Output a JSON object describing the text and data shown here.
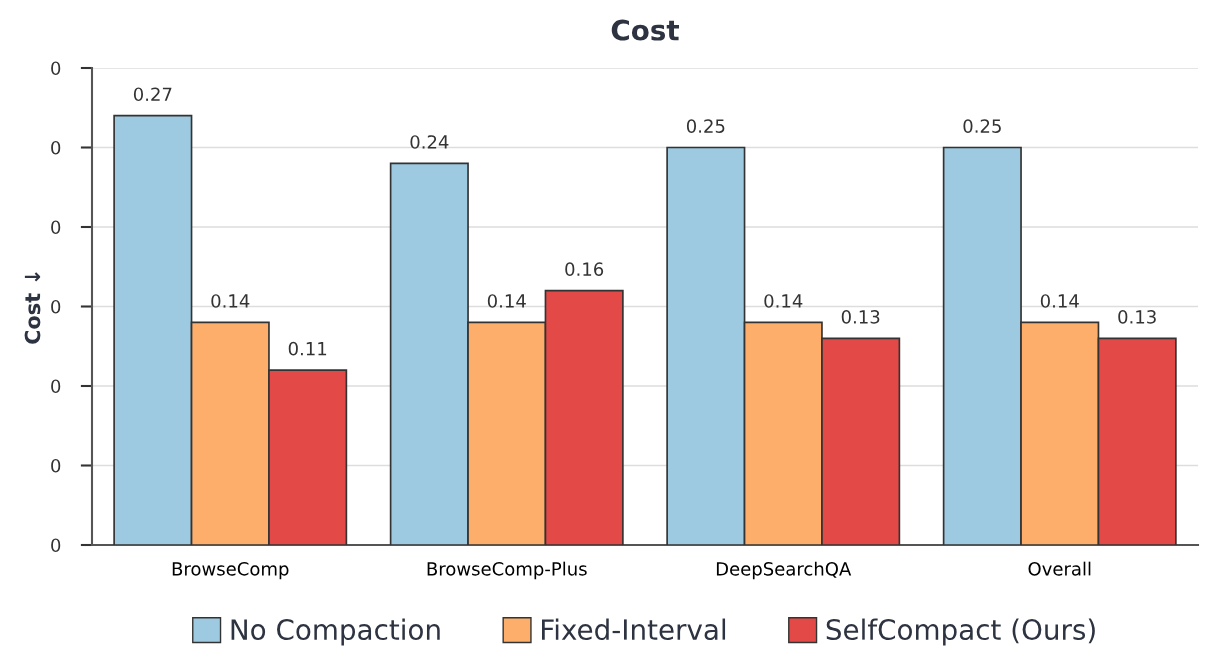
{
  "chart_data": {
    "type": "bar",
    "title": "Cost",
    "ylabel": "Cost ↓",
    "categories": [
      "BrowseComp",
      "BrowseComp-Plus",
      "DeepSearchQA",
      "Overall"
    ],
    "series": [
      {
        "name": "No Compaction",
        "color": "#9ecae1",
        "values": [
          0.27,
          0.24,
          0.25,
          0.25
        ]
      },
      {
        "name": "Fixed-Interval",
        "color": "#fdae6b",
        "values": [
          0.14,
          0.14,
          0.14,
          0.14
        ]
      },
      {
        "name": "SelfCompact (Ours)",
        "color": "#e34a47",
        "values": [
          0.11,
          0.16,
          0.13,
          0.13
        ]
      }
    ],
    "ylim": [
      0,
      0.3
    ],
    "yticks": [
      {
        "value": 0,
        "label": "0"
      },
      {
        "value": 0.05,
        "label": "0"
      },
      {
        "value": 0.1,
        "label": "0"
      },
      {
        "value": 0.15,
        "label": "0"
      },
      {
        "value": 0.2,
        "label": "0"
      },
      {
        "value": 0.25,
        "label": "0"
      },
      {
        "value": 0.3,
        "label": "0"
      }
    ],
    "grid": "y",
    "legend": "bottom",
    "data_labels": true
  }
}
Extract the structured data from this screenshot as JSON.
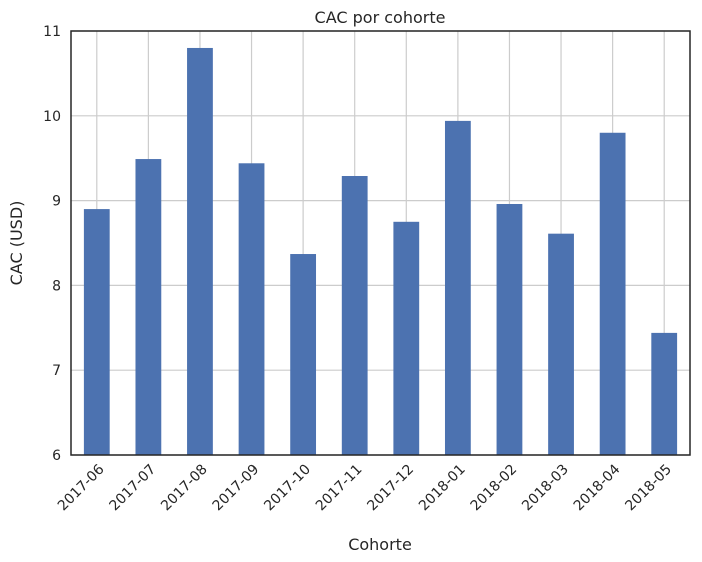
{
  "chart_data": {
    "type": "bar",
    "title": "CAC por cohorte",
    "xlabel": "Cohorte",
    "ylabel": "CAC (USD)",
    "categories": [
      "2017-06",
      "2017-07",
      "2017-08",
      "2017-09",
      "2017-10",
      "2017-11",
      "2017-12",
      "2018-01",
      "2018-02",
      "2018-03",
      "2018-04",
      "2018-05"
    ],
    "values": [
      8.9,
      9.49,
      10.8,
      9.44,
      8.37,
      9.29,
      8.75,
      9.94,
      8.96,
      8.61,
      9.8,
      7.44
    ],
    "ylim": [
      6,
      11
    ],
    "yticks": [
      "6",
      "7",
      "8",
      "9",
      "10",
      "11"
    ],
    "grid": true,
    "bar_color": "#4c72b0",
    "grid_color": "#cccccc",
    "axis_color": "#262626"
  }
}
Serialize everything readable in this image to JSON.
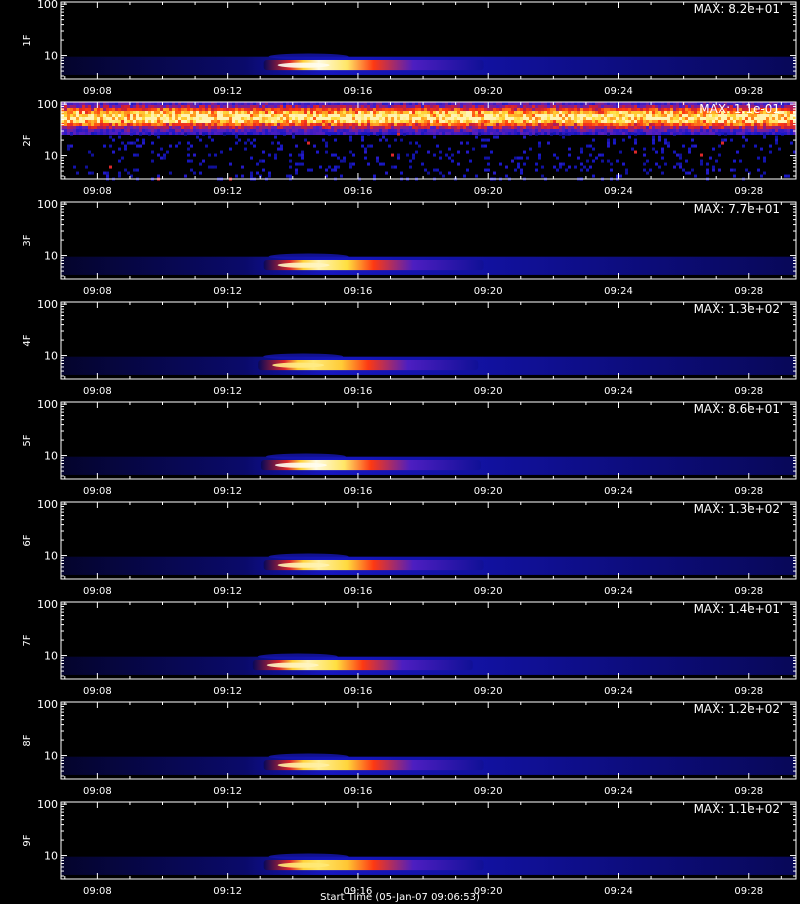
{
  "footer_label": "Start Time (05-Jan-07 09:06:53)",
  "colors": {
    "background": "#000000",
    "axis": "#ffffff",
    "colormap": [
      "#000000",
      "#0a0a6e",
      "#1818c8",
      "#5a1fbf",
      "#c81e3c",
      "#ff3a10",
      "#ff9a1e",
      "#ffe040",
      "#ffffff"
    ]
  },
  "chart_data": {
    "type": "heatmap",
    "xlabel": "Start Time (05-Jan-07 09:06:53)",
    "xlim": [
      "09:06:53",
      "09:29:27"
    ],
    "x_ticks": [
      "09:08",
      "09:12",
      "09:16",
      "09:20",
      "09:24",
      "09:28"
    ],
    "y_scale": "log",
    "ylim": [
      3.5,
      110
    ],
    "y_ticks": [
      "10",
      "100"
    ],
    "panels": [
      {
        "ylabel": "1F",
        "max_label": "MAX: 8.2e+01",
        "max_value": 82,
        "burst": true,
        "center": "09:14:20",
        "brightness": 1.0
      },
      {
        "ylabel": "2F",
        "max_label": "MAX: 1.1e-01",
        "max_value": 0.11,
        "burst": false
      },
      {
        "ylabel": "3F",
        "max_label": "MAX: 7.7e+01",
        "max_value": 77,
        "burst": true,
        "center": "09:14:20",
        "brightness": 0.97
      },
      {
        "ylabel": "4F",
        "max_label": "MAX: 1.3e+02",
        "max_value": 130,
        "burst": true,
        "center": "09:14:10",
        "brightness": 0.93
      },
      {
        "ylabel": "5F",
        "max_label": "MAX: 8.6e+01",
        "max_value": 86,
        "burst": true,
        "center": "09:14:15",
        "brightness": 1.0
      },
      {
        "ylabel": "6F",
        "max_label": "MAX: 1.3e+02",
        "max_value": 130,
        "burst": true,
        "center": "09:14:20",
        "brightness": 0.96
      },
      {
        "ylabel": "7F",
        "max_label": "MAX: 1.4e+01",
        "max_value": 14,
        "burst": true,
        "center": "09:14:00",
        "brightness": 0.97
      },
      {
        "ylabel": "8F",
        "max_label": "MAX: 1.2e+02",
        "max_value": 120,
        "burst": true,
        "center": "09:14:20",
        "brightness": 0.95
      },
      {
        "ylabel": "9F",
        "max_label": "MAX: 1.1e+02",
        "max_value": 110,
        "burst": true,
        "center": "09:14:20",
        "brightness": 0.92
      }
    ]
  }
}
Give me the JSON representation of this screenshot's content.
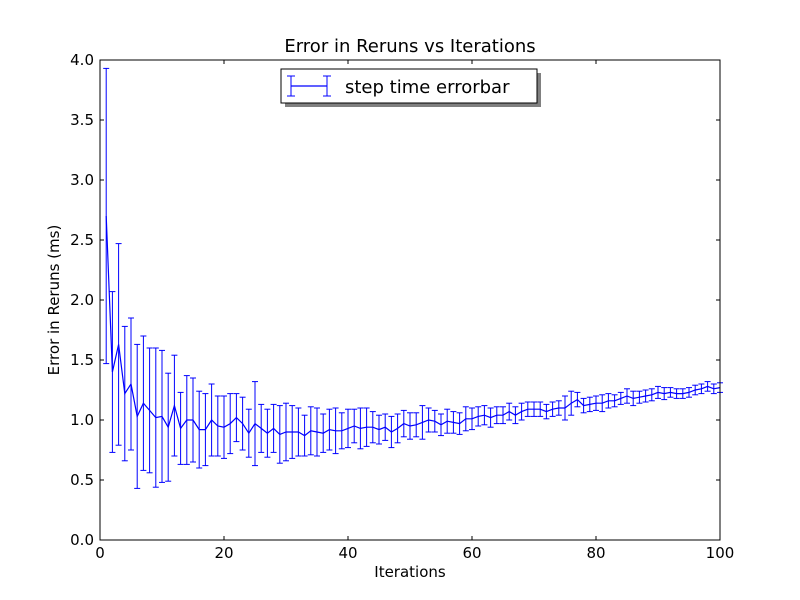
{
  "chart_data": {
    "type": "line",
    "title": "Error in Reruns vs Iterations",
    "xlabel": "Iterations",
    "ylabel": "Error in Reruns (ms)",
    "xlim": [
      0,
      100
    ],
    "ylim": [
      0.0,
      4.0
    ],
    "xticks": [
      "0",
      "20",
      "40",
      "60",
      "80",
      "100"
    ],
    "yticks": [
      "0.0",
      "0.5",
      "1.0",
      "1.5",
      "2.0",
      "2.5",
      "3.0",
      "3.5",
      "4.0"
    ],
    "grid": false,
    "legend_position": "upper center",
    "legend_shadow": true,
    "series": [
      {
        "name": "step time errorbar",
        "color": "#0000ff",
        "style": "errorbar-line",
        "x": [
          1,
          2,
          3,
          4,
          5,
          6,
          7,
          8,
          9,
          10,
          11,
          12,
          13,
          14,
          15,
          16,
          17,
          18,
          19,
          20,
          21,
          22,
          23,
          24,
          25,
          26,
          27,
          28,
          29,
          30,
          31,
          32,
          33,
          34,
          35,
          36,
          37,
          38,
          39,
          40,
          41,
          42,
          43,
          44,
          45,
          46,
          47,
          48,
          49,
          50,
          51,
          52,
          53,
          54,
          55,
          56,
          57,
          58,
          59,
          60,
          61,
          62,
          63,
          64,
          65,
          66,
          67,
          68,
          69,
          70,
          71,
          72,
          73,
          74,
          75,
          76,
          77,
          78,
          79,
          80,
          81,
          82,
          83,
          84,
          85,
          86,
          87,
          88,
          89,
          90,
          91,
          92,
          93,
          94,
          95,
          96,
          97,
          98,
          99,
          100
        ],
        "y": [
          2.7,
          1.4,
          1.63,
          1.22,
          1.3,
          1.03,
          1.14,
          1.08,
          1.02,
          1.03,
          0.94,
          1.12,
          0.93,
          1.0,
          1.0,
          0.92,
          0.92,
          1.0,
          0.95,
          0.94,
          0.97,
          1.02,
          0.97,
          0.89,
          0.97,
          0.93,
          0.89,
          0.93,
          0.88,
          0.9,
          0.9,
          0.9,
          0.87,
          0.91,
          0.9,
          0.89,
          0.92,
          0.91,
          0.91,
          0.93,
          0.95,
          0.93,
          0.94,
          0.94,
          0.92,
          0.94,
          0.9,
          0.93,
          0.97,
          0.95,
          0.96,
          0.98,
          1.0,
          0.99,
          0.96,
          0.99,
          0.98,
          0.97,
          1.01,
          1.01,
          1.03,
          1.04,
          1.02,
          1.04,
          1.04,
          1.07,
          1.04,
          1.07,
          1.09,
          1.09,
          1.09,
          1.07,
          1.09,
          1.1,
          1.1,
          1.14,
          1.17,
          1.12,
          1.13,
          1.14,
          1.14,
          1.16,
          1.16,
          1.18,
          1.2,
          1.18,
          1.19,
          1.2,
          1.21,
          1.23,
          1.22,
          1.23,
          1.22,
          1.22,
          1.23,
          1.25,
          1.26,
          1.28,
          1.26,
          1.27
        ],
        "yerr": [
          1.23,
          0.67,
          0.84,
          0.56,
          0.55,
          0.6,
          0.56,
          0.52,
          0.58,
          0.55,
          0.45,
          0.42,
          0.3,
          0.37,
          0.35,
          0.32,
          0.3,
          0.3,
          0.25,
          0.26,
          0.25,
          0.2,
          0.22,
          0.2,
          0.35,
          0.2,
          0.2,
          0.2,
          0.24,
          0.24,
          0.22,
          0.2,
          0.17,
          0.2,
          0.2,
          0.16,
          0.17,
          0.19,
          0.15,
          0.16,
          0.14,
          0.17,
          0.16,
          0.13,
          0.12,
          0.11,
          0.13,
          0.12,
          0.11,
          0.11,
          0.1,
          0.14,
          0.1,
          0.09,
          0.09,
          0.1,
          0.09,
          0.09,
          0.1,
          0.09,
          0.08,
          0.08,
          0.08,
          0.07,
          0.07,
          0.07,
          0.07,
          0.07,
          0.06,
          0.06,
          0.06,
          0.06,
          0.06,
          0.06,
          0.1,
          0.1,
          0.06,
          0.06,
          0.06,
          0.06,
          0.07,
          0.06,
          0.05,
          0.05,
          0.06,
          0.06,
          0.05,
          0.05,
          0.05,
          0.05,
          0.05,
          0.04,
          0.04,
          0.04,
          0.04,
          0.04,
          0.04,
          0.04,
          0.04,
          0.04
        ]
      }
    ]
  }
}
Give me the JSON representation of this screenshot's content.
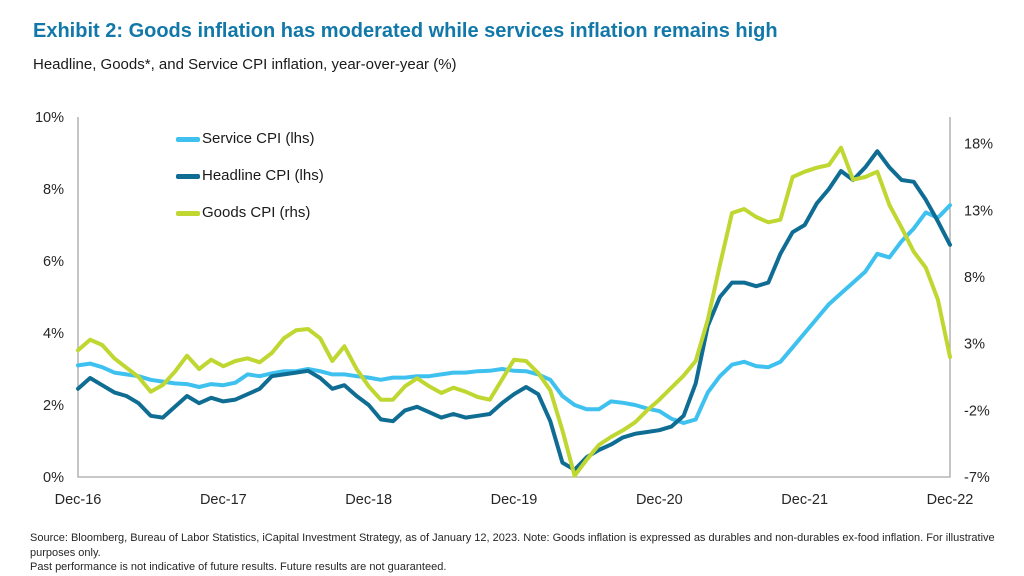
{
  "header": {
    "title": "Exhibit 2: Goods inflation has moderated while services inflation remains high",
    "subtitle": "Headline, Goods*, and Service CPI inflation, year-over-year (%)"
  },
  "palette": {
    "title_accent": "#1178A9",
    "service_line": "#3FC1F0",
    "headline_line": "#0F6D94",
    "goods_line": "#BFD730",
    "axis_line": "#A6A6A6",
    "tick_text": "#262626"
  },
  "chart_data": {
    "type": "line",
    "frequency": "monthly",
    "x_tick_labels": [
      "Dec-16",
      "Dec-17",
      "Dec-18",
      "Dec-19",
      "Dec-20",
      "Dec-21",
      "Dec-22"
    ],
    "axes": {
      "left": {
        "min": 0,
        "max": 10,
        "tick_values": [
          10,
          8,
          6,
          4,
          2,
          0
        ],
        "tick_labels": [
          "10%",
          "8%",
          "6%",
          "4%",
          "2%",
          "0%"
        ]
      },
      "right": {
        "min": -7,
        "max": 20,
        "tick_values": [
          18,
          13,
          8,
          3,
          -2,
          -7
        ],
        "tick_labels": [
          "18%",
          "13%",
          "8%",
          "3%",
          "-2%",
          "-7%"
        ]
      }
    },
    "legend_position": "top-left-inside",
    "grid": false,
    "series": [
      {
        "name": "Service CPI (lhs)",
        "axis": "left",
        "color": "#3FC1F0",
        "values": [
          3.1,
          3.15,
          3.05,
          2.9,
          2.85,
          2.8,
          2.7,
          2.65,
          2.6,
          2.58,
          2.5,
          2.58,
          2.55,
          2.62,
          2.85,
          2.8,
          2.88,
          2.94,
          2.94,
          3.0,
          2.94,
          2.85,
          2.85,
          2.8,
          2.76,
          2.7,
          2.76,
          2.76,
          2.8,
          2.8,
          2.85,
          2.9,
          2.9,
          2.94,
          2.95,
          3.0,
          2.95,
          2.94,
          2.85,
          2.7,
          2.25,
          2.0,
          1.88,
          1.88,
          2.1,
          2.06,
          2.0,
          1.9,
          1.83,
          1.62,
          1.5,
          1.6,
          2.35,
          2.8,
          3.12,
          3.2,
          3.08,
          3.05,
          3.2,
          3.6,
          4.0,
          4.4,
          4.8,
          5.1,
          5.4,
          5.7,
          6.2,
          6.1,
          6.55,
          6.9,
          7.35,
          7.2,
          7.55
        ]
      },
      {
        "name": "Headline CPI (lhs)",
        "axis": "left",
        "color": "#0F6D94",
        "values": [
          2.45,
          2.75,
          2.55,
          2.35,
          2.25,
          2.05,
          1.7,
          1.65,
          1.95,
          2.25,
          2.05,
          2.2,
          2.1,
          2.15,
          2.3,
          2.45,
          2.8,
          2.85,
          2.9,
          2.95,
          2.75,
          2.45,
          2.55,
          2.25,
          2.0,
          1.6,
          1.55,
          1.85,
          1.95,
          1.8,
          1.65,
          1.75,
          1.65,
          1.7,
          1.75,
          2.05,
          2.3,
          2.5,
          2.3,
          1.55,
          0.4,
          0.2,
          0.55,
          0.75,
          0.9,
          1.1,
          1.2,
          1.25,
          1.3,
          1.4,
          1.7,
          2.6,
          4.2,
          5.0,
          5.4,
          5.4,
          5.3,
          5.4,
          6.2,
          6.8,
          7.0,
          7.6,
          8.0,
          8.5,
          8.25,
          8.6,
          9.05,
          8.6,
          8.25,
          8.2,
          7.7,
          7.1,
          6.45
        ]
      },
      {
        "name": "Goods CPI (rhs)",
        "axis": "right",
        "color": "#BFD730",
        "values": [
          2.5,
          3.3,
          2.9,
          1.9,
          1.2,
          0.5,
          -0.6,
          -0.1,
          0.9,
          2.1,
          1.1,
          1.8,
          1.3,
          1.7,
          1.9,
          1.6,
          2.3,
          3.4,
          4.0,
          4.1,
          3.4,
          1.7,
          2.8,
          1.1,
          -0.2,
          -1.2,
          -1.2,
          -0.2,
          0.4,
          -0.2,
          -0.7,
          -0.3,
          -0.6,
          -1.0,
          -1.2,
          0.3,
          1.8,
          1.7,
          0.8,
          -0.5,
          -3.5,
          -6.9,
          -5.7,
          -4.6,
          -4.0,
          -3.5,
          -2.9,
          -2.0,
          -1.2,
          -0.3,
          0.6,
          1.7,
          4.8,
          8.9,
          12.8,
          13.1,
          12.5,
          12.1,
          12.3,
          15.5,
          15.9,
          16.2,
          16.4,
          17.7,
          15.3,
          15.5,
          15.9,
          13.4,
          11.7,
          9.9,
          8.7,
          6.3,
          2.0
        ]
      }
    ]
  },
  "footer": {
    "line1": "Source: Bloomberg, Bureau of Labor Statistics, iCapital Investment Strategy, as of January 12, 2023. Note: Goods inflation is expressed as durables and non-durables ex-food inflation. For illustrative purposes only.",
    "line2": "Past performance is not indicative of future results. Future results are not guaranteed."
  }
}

INSTRUCTION: Filter the data for the string "JSON" and copy every line that has it.

RESULT OF THE TASK:
Output a JSON object describing the text and data shown here.
Extract the structured data from this screenshot as JSON.
Serialize everything readable in this image to JSON.
Give me the JSON representation of this screenshot's content.
Give me the JSON representation of this screenshot's content.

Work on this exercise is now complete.